Input data
▶

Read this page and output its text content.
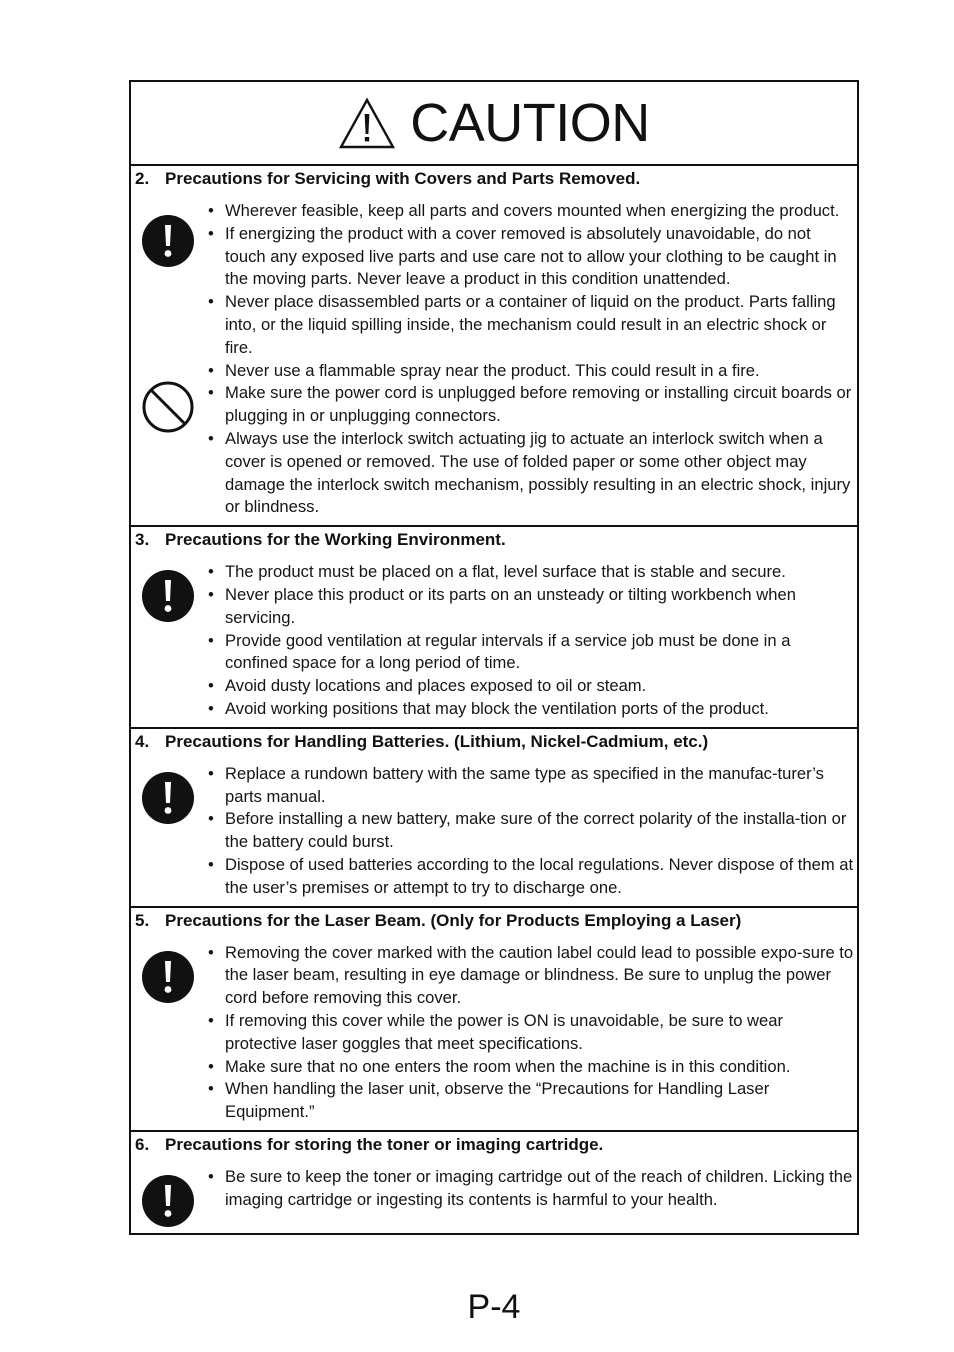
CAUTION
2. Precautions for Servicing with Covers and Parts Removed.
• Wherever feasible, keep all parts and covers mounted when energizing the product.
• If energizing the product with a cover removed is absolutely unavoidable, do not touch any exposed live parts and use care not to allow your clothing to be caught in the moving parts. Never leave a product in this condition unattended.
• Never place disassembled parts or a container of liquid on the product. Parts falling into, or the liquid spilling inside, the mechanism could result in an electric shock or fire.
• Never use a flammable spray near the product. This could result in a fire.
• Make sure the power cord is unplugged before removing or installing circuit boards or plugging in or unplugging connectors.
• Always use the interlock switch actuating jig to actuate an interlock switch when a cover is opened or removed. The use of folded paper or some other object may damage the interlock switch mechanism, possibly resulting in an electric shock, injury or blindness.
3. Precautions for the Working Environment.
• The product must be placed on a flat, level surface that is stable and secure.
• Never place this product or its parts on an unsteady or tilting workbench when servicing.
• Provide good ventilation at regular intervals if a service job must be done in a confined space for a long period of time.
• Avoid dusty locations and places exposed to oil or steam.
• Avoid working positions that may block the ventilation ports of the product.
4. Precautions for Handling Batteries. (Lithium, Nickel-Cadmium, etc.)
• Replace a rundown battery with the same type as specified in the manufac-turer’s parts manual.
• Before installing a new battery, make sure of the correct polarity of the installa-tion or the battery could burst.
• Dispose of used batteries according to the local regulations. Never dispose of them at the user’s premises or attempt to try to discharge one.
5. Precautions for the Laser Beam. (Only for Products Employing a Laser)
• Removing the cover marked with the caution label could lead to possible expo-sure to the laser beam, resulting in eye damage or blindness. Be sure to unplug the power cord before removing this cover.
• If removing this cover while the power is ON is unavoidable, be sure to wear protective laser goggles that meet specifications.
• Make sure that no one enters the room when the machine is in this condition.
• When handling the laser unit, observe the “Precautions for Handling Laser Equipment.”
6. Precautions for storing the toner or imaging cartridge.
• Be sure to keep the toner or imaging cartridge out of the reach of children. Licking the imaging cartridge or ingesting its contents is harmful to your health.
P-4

◀

Exercise details
Copy out all the data exactly; skip the pictures.

Answer below
Read this page and output its text content.
CAUTION
2. Precautions for Servicing with Covers and Parts Removed.
• Wherever feasible, keep all parts and covers mounted when energizing the product.
• If energizing the product with a cover removed is absolutely unavoidable, do not touch any exposed live parts and use care not to allow your clothing to be caught in the moving parts. Never leave a product in this condition unattended.
• Never place disassembled parts or a container of liquid on the product. Parts falling into, or the liquid spilling inside, the mechanism could result in an electric shock or fire.
• Never use a flammable spray near the product. This could result in a fire.
• Make sure the power cord is unplugged before removing or installing circuit boards or plugging in or unplugging connectors.
• Always use the interlock switch actuating jig to actuate an interlock switch when a cover is opened or removed. The use of folded paper or some other object may damage the interlock switch mechanism, possibly resulting in an electric shock, injury or blindness.
3. Precautions for the Working Environment.
• The product must be placed on a flat, level surface that is stable and secure.
• Never place this product or its parts on an unsteady or tilting workbench when servicing.
• Provide good ventilation at regular intervals if a service job must be done in a confined space for a long period of time.
• Avoid dusty locations and places exposed to oil or steam.
• Avoid working positions that may block the ventilation ports of the product.
4. Precautions for Handling Batteries. (Lithium, Nickel-Cadmium, etc.)
• Replace a rundown battery with the same type as specified in the manufac-turer’s parts manual.
• Before installing a new battery, make sure of the correct polarity of the installa-tion or the battery could burst.
• Dispose of used batteries according to the local regulations. Never dispose of them at the user’s premises or attempt to try to discharge one.
5. Precautions for the Laser Beam. (Only for Products Employing a Laser)
• Removing the cover marked with the caution label could lead to possible expo-sure to the laser beam, resulting in eye damage or blindness. Be sure to unplug the power cord before removing this cover.
• If removing this cover while the power is ON is unavoidable, be sure to wear protective laser goggles that meet specifications.
• Make sure that no one enters the room when the machine is in this condition.
• When handling the laser unit, observe the “Precautions for Handling Laser Equipment.”
6. Precautions for storing the toner or imaging cartridge.
• Be sure to keep the toner or imaging cartridge out of the reach of children. Licking the imaging cartridge or ingesting its contents is harmful to your health.
P-4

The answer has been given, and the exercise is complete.